===== Extracted information =====

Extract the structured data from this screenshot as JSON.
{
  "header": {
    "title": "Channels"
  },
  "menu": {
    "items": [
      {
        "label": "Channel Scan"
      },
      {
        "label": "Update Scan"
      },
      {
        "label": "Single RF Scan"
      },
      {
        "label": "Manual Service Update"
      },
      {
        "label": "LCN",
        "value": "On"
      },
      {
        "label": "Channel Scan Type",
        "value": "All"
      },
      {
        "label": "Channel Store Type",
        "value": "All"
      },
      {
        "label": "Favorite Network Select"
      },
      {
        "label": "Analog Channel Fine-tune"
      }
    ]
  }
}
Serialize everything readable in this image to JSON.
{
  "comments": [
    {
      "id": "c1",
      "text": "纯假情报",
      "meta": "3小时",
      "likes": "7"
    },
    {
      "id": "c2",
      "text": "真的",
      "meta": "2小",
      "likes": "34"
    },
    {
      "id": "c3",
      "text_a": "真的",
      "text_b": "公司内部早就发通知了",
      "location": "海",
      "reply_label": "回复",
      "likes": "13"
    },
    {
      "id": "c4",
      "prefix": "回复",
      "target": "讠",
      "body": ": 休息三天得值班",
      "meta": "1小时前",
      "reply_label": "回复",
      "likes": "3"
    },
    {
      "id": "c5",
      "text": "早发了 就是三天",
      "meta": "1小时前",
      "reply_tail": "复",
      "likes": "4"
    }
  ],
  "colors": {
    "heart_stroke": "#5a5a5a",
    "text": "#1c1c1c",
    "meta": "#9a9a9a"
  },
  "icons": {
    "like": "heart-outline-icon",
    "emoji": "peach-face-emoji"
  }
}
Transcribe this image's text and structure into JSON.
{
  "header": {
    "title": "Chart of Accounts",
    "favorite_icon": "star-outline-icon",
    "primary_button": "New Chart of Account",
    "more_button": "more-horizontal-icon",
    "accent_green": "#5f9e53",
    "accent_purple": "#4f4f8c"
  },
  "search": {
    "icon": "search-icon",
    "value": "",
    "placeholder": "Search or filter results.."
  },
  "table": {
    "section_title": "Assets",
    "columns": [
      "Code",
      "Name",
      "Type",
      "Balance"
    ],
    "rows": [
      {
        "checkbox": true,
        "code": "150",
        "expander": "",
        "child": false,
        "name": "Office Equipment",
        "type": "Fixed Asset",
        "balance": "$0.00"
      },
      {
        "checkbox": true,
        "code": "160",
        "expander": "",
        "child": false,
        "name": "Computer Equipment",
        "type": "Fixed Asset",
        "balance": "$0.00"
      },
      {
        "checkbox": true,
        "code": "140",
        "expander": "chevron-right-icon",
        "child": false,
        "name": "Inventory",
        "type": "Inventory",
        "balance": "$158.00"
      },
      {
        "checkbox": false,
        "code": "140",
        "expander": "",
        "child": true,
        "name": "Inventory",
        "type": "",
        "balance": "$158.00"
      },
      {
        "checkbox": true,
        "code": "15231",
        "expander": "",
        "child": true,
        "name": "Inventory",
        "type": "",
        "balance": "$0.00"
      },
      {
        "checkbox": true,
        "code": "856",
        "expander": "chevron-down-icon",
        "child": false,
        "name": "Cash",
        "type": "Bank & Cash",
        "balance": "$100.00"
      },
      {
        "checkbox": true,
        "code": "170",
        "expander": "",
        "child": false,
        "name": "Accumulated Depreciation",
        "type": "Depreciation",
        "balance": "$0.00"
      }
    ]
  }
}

=====

◆ What to work on
Return every entry exactly as given.

◆ Task response
Extract the structured data from this screenshot as JSON.
{
  "header": {
    "title": "Channels"
  },
  "menu": {
    "items": [
      {
        "label": "Channel Scan"
      },
      {
        "label": "Update Scan"
      },
      {
        "label": "Single RF Scan"
      },
      {
        "label": "Manual Service Update"
      },
      {
        "label": "LCN",
        "value": "On"
      },
      {
        "label": "Channel Scan Type",
        "value": "All"
      },
      {
        "label": "Channel Store Type",
        "value": "All"
      },
      {
        "label": "Favorite Network Select"
      },
      {
        "label": "Analog Channel Fine-tune"
      }
    ]
  }
}
Serialize everything readable in this image to JSON.
{
  "comments": [
    {
      "id": "c1",
      "text": "纯假情报",
      "meta": "3小时",
      "likes": "7"
    },
    {
      "id": "c2",
      "text": "真的",
      "meta": "2小",
      "likes": "34"
    },
    {
      "id": "c3",
      "text_a": "真的",
      "text_b": "公司内部早就发通知了",
      "location": "海",
      "reply_label": "回复",
      "likes": "13"
    },
    {
      "id": "c4",
      "prefix": "回复",
      "target": "讠",
      "body": ": 休息三天得值班",
      "meta": "1小时前",
      "reply_label": "回复",
      "likes": "3"
    },
    {
      "id": "c5",
      "text": "早发了 就是三天",
      "meta": "1小时前",
      "reply_tail": "复",
      "likes": "4"
    }
  ],
  "colors": {
    "heart_stroke": "#5a5a5a",
    "text": "#1c1c1c",
    "meta": "#9a9a9a"
  },
  "icons": {
    "like": "heart-outline-icon",
    "emoji": "peach-face-emoji"
  }
}
Transcribe this image's text and structure into JSON.
{
  "header": {
    "title": "Chart of Accounts",
    "favorite_icon": "star-outline-icon",
    "primary_button": "New Chart of Account",
    "more_button": "more-horizontal-icon",
    "accent_green": "#5f9e53",
    "accent_purple": "#4f4f8c"
  },
  "search": {
    "icon": "search-icon",
    "value": "",
    "placeholder": "Search or filter results.."
  },
  "table": {
    "section_title": "Assets",
    "columns": [
      "Code",
      "Name",
      "Type",
      "Balance"
    ],
    "rows": [
      {
        "checkbox": true,
        "code": "150",
        "expander": "",
        "child": false,
        "name": "Office Equipment",
        "type": "Fixed Asset",
        "balance": "$0.00"
      },
      {
        "checkbox": true,
        "code": "160",
        "expander": "",
        "child": false,
        "name": "Computer Equipment",
        "type": "Fixed Asset",
        "balance": "$0.00"
      },
      {
        "checkbox": true,
        "code": "140",
        "expander": "chevron-right-icon",
        "child": false,
        "name": "Inventory",
        "type": "Inventory",
        "balance": "$158.00"
      },
      {
        "checkbox": false,
        "code": "140",
        "expander": "",
        "child": true,
        "name": "Inventory",
        "type": "",
        "balance": "$158.00"
      },
      {
        "checkbox": true,
        "code": "15231",
        "expander": "",
        "child": true,
        "name": "Inventory",
        "type": "",
        "balance": "$0.00"
      },
      {
        "checkbox": true,
        "code": "856",
        "expander": "chevron-down-icon",
        "child": false,
        "name": "Cash",
        "type": "Bank & Cash",
        "balance": "$100.00"
      },
      {
        "checkbox": true,
        "code": "170",
        "expander": "",
        "child": false,
        "name": "Accumulated Depreciation",
        "type": "Depreciation",
        "balance": "$0.00"
      }
    ]
  }
}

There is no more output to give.